**Stored items:**

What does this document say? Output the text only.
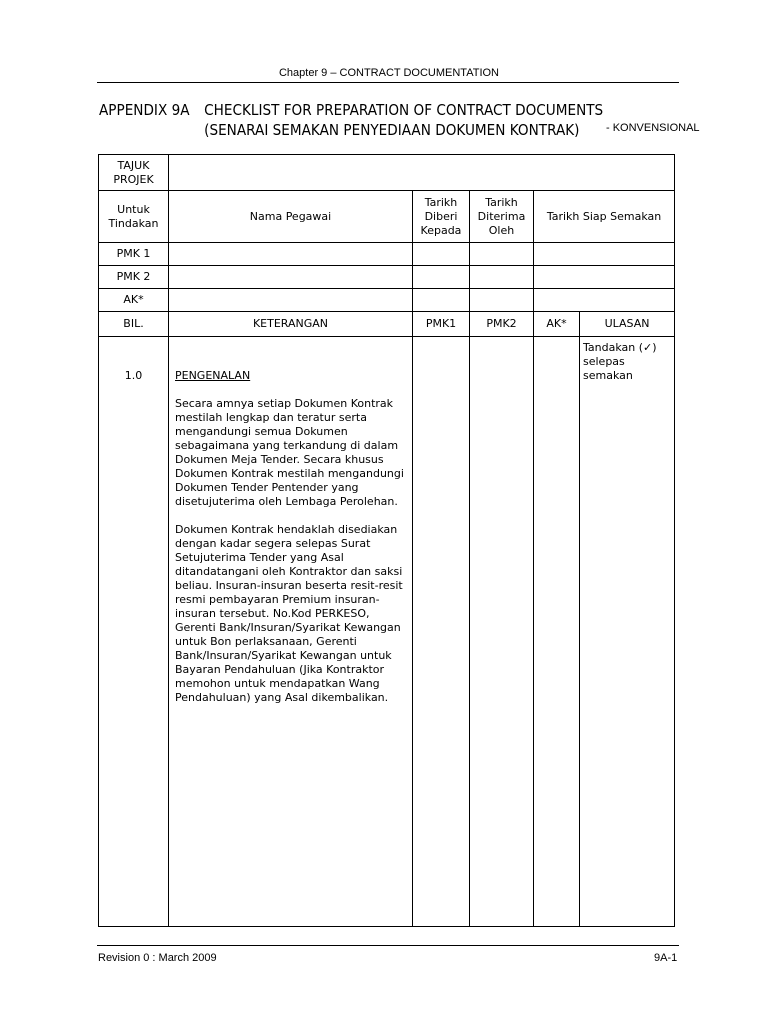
Chapter 9 – CONTRACT DOCUMENTATION
APPENDIX 9A CHECKLIST FOR PREPARATION OF CONTRACT DOCUMENTS
(SENARAI SEMAKAN PENYEDIAAN DOKUMEN KONTRAK) - KONVENSIONAL
TAJUK PROJEK					
Untuk Tindakan	Nama Pegawai	Tarikh Diberi Kepada	Tarikh Diterima Oleh	Tarikh Siap Semakan	
PMK 1					
PMK 2					
AK*					
BIL.	KETERANGAN	PMK1	PMK2	AK*	ULASAN
1.0	PENGENALAN
Secara amnya setiap Dokumen Kontrak mestilah lengkap dan teratur serta mengandungi semua Dokumen sebagaimana yang terkandung di dalam Dokumen Meja Tender. Secara khusus Dokumen Kontrak mestilah mengandungi Dokumen Tender Pentender yang disetujuterima oleh Lembaga Perolehan.
Dokumen Kontrak hendaklah disediakan dengan kadar segera selepas Surat Setujuterima Tender yang Asal ditandatangani oleh Kontraktor dan saksi beliau. Insuran-insuran beserta resit-resit resmi pembayaran Premium insuran-insuran tersebut. No.Kod PERKESO, Gerenti Bank/Insuran/Syarikat Kewangan untuk Bon perlaksanaan, Gerenti Bank/Insuran/Syarikat Kewangan untuk Bayaran Pendahuluan (Jika Kontraktor memohon untuk mendapatkan Wang Pendahuluan) yang Asal dikembalikan.				Tandakan (✓) selepas semakan
Revision 0 : March 2009	9A-1
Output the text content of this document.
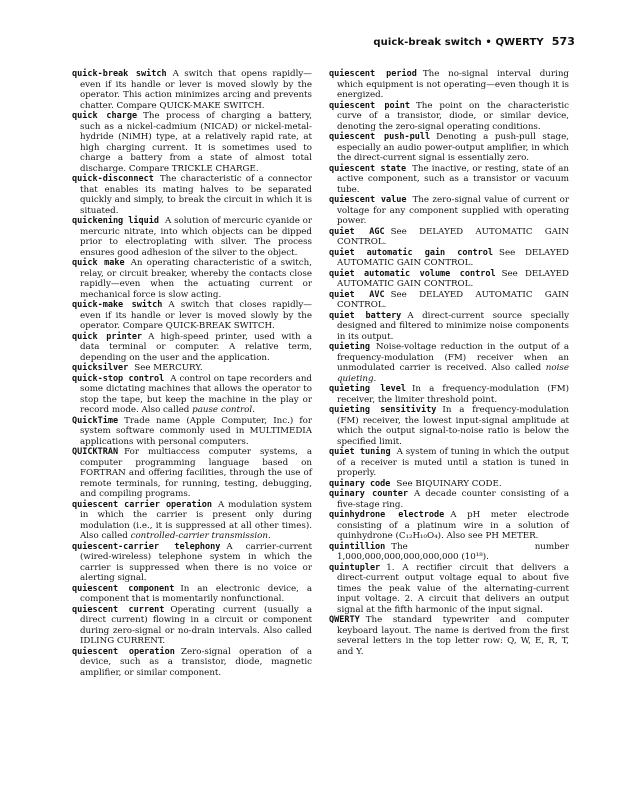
quick-break switch • QWERTY 573

quick-break switch A switch that opens rapidly—even if its handle or lever is moved slowly by the operator. This action minimizes arcing and prevents chatter. Compare QUICK-MAKE SWITCH.

quick charge The process of charging a battery, such as a nickel-cadmium (NICAD) or nickel-metal-hydride (NiMH) type, at a relatively rapid rate, at high charging current. It is sometimes used to charge a battery from a state of almost total discharge. Compare TRICKLE CHARGE.

quick-disconnect The characteristic of a connector that enables its mating halves to be separated quickly and simply, to break the circuit in which it is situated.

quickening liquid A solution of mercuric cyanide or mercuric nitrate, into which objects can be dipped prior to electroplating with silver. The process ensures good adhesion of the silver to the object.

quick make An operating characteristic of a switch, relay, or circuit breaker, whereby the contacts close rapidly—even when the actuating current or mechanical force is slow acting.

quick-make switch A switch that closes rapidly—even if its handle or lever is moved slowly by the operator. Compare QUICK-BREAK SWITCH.

quick printer A high-speed printer, used with a data terminal or computer. A relative term, depending on the user and the application.

quicksilver See MERCURY.

quick-stop control A control on tape recorders and some dictating machines that allows the operator to stop the tape, but keep the machine in the play or record mode. Also called pause control.

QuickTime Trade name (Apple Computer, Inc.) for system software commonly used in MULTIMEDIA applications with personal computers.

QUICKTRAN For multiaccess computer systems, a computer programming language based on FORTRAN and offering facilities, through the use of remote terminals, for running, testing, debugging, and compiling programs.

quiescent carrier operation A modulation system in which the carrier is present only during modulation (i.e., it is suppressed at all other times). Also called controlled-carrier transmission.

quiescent-carrier telephony A carrier-current (wired-wireless) telephone system in which the carrier is suppressed when there is no voice or alerting signal.

quiescent component In an electronic device, a component that is momentarily nonfunctional.

quiescent current Operating current (usually a direct current) flowing in a circuit or component during zero-signal or no-drain intervals. Also called IDLING CURRENT.

quiescent operation Zero-signal operation of a device, such as a transistor, diode, magnetic amplifier, or similar component.

quiescent period The no-signal interval during which equipment is not operating—even though it is energized.

quiescent point The point on the characteristic curve of a transistor, diode, or similar device, denoting the zero-signal operating conditions.

quiescent push-pull Denoting a push-pull stage, especially an audio power-output amplifier, in which the direct-current signal is essentially zero.

quiescent state The inactive, or resting, state of an active component, such as a transistor or vacuum tube.

quiescent value The zero-signal value of current or voltage for any component supplied with operating power.

quiet AGC See DELAYED AUTOMATIC GAIN CONTROL.

quiet automatic gain control See DELAYED AUTOMATIC GAIN CONTROL.

quiet automatic volume control See DELAYED AUTOMATIC GAIN CONTROL.

quiet AVC See DELAYED AUTOMATIC GAIN CONTROL.

quiet battery A direct-current source specially designed and filtered to minimize noise components in its output.

quieting Noise-voltage reduction in the output of a frequency-modulation (FM) receiver when an unmodulated carrier is received. Also called noise quieting.

quieting level In a frequency-modulation (FM) receiver, the limiter threshold point.

quieting sensitivity In a frequency-modulation (FM) receiver, the lowest input-signal amplitude at which the output signal-to-noise ratio is below the specified limit.

quiet tuning A system of tuning in which the output of a receiver is muted until a station is tuned in properly.

quinary code See BIQUINARY CODE.

quinary counter A decade counter consisting of a five-stage ring.

quinhydrone electrode A pH meter electrode consisting of a platinum wire in a solution of quinhydrone (C₁₂H₁₀O₄). Also see PH METER.

quintillion The number 1,000,000,000,000,000,000 (10¹⁸).

quintupler 1. A rectifier circuit that delivers a direct-current output voltage equal to about five times the peak value of the alternating-current input voltage. 2. A circuit that delivers an output signal at the fifth harmonic of the input signal.

QWERTY The standard typewriter and computer keyboard layout. The name is derived from the first several letters in the top letter row: Q, W, E, R, T, and Y.
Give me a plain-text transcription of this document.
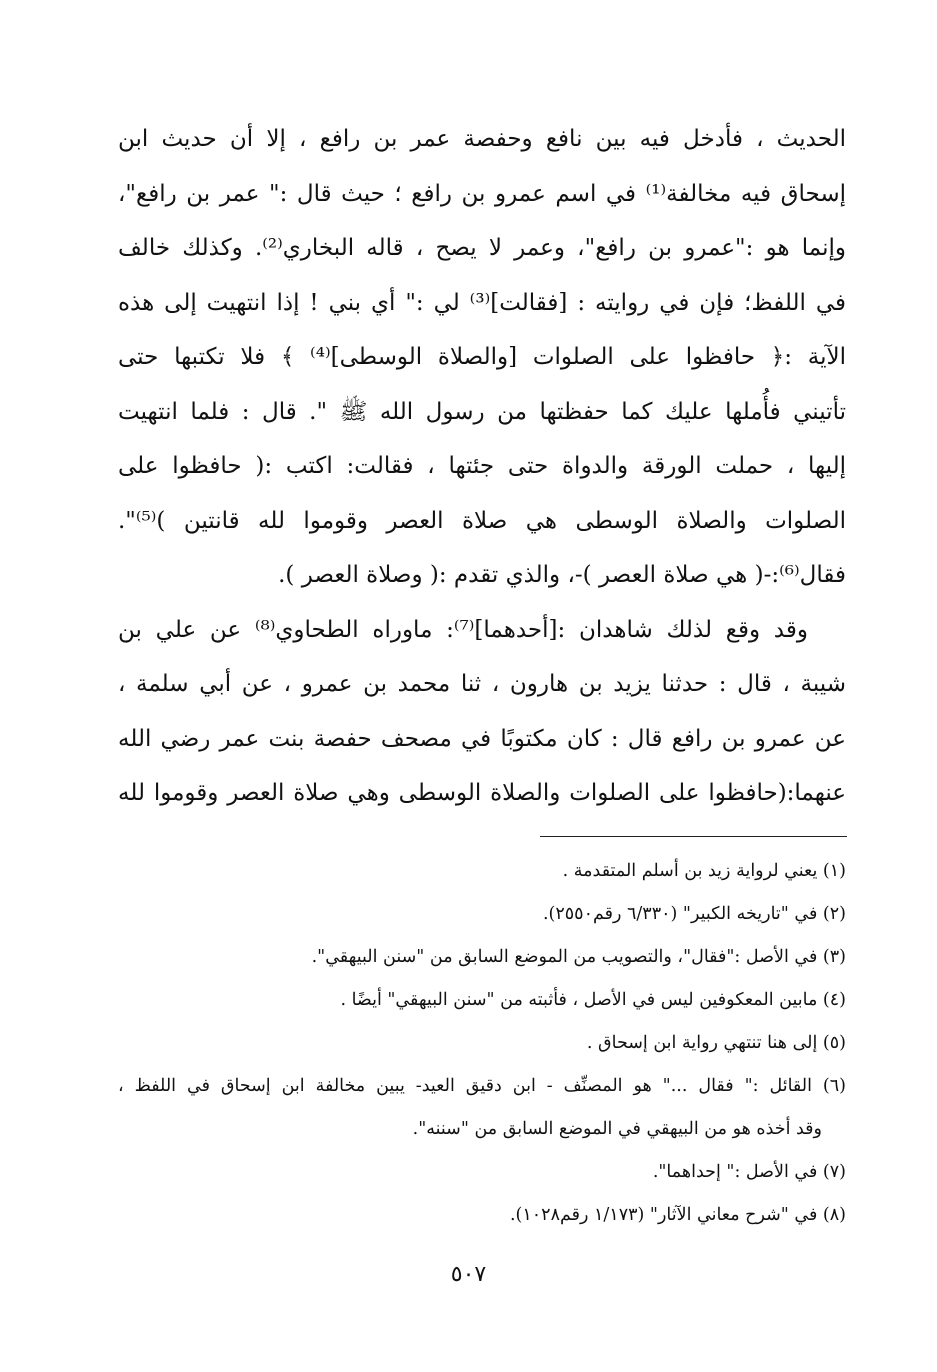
الحديث ، فأدخل فيه بين نافع وحفصة عمر بن رافع ، إلا أن حديث ابن
إسحاق فيه مخالفة⁽¹⁾ في اسم عمرو بن رافع ؛ حيث قال :" عمر بن رافع"،
وإنما هو :"عمرو بن رافع"، وعمر لا يصح ، قاله البخاري⁽²⁾. وكذلك خالف
في اللفظ؛ فإن في روايته : [فقالت]⁽³⁾ لي :" أي بني ! إذا انتهيت إلى هذه
الآية :﴿ حافظوا على الصلوات [والصلاة الوسطى]⁽⁴⁾ ﴾ فلا تكتبها حتى
تأتيني فأُملها عليك كما حفظتها من رسول الله ﷺ ". قال : فلما انتهيت
إليها ، حملت الورقة والدواة حتى جئتها ، فقالت: اكتب :( حافظوا على
الصلوات والصلاة الوسطى هي صلاة العصر وقوموا لله قانتين )⁽⁵⁾".
فقال⁽⁶⁾:-( هي صلاة العصر )-، والذي تقدم :( وصلاة العصر ).
وقد وقع لذلك شاهدان :[أحدهما]⁽⁷⁾: ماوراه الطحاوي⁽⁸⁾ عن علي بن
شيبة ، قال : حدثنا يزيد بن هارون ، ثنا محمد بن عمرو ، عن أبي سلمة ،
عن عمرو بن رافع قال : كان مكتوبًا في مصحف حفصة بنت عمر رضي الله
عنهما:(حافظوا على الصلوات والصلاة الوسطى وهي صلاة العصر وقوموا لله
(١) يعني لرواية زيد بن أسلم المتقدمة .
(٢) في "تاريخه الكبير" (٦/٣٣٠ رقم٢٥٥٠).
(٣) في الأصل :"فقال"، والتصويب من الموضع السابق من "سنن البيهقي".
(٤) مابين المعكوفين ليس في الأصل ، فأثبته من "سنن البيهقي" أيضًا .
(٥) إلى هنا تنتهي رواية ابن إسحاق .
(٦) القائل :" فقال ..." هو المصنِّف - ابن دقيق العيد- يبين مخالفة ابن إسحاق في اللفظ ،
وقد أخذه هو من البيهقي في الموضع السابق من "سننه".
(٧) في الأصل :" إحداهما".
(٨) في "شرح معاني الآثار" (١/١٧٣ رقم١٠٢٨).
٥٠٧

**Prompt:** Collect each line holding the string "الأصل".

**Response to the task:**
(٣) في الأصل :"فقال"، والتصويب من الموضع السابق من "سنن البيهقي".
(٤) مابين المعكوفين ليس في الأصل ، فأثبته من "سنن البيهقي" أيضًا .
(٧) في الأصل :" إحداهما".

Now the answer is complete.